EXERCISE BRIEF >>
From the SCING network inference tutorial, copy the stretch from "# SCING Network" through "across intermediate GRNs." word for word.

# SCING Network Inference
This tutorial is optimized for building a SCING network on one cell type. SCING performs cell aggregation for averaged expression (supercells), bootstrapping and gradient boosting for intermediate GRN inference, and merging for aggregating consistent and robust edges across intermediate GRNs.

For workflows that build networks on multiple cell types in parallel, please refer to the <a href="#"> tutorial for multiple cell types</a>, which packages this notebook into scripts to be run on the command line or SGE high performce computing cluster.

In [1]:
import os
import warnings
import scanpy as sc
from scing import supercells, build, merge
import numpy as np

In [2]:
# Set number of threads to use
nthreads = 12
os.environ["MKL_NUM_THREADS"] = str(nthreads)
os.environ["NUMEXPR_NUM_THREADS"] = str(nthreads)
os.environ["OMP_NUM_THREADS"] = str(nthreads)
# filter warnings
warnings.filterwarnings("ignore")

In [3]:
adata = sc.read_h5ad('../data/microglia.h5ad')

In [4]:
adata

AnnData object with n_obs × n_vars = 4126 × 10159
    obs: 'Barcode', 'SampleID', 'Diagnosis', 'Batch', 'Cell.Type', 'cluster', 'Age', 'Sex', 'PMI', 'Tangle.Stage', 'Plaque.Stage', 'RIN'
    var: 'gene_ids', 'feature_types', 'genome'

## Supercells
This step performs scanpy preprocessing and leiden clustering on each individual cell type. Genes in the cells within a subcluster are averaged to mitigate gene sparsity.

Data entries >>

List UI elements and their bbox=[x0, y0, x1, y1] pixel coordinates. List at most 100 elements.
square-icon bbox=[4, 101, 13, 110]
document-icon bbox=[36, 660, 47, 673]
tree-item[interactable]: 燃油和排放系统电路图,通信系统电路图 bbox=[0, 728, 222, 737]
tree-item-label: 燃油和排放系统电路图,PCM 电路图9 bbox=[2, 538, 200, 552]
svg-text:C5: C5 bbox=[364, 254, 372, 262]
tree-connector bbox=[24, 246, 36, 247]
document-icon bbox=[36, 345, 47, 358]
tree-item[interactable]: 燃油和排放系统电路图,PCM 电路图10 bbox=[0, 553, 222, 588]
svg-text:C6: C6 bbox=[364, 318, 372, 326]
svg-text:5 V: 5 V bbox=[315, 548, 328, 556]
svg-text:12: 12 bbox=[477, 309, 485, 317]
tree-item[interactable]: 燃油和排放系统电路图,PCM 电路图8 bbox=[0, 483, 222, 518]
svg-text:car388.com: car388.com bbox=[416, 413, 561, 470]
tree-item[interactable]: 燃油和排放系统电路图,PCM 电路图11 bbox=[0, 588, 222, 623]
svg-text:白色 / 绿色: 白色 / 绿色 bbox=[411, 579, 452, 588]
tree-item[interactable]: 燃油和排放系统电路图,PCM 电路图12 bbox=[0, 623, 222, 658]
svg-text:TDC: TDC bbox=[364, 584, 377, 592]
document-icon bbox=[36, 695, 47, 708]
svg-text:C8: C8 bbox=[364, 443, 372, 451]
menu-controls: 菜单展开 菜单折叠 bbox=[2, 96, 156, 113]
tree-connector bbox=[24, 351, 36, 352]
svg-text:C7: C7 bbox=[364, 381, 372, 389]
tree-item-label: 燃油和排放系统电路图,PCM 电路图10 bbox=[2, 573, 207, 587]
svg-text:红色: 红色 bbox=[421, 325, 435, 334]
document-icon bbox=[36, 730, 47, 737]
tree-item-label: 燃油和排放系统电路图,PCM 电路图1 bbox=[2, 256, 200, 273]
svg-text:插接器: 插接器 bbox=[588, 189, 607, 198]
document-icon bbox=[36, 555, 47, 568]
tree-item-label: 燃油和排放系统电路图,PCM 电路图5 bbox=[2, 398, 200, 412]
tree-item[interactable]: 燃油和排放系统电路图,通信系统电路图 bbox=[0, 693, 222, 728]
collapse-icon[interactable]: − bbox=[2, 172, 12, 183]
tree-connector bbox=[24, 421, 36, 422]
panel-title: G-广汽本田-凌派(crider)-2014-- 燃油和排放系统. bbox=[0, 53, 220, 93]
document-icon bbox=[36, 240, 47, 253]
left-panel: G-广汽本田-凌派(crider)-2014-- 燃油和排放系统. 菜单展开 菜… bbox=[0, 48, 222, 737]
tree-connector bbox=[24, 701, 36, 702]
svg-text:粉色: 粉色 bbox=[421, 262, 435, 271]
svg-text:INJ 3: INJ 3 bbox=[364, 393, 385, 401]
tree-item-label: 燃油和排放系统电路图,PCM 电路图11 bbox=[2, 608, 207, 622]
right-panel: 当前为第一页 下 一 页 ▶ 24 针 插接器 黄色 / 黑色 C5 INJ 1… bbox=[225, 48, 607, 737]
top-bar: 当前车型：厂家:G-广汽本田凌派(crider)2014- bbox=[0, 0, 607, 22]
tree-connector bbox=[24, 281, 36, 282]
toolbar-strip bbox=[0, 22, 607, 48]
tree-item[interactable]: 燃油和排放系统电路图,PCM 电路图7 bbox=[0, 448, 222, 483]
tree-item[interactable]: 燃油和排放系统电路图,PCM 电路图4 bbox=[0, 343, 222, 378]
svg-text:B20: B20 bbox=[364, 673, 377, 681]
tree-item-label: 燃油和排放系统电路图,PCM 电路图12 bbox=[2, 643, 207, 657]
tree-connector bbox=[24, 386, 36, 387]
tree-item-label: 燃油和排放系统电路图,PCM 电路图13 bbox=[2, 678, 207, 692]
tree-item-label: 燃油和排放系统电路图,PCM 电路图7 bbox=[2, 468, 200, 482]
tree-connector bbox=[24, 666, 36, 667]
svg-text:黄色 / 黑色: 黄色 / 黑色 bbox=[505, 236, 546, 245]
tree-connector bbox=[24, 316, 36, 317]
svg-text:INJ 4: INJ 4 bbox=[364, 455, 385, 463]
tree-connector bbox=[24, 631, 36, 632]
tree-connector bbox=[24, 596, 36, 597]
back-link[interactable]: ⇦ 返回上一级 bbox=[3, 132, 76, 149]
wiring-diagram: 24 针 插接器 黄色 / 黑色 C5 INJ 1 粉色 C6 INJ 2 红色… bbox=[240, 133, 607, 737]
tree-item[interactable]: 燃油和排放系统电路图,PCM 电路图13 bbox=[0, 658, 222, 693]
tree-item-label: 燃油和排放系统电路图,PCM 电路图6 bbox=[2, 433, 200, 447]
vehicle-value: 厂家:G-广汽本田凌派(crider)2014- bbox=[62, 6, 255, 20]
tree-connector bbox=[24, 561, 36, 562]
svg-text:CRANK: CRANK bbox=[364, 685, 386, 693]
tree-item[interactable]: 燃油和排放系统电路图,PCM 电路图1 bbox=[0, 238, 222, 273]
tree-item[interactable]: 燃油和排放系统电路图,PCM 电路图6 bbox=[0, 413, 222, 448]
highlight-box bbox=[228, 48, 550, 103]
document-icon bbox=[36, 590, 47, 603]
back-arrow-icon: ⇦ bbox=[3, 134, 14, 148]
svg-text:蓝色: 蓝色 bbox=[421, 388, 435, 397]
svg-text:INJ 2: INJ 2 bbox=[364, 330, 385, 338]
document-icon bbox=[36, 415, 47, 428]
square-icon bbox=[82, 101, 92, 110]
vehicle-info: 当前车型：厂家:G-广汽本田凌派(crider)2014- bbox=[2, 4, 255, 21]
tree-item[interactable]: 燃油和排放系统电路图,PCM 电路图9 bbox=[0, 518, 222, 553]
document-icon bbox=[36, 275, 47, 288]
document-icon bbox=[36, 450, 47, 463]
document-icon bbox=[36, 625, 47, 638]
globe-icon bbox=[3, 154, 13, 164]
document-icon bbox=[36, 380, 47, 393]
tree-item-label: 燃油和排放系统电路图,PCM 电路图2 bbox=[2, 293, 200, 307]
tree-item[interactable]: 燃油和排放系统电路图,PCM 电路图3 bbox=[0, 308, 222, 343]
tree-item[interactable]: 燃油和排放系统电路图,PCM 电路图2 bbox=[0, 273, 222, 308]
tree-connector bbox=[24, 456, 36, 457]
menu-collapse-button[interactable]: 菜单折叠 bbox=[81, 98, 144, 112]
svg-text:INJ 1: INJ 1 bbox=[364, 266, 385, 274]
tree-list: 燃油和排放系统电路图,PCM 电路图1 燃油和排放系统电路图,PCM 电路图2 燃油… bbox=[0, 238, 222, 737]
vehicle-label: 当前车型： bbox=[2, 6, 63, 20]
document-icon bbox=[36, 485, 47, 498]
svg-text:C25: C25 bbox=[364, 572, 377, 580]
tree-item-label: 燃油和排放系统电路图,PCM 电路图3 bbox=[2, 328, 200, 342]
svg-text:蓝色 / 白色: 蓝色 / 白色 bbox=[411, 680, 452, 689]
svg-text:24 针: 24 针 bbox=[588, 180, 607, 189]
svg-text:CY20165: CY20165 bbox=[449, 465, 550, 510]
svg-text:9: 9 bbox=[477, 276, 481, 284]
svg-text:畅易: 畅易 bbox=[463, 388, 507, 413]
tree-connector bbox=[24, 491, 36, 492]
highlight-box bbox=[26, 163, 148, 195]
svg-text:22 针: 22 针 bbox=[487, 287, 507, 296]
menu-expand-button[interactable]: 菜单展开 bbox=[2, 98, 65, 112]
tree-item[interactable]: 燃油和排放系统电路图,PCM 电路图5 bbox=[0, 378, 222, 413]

ANSWER BOX >>
# SCING Network Inference
This tutorial is optimized for building a SCING network on one cell type. SCING performs cell aggregation for averaged expression (supercells), bootstrapping and gradient boosting for intermediate GRN inference, and merging for aggregating consistent and robust edges across intermediate GRNs.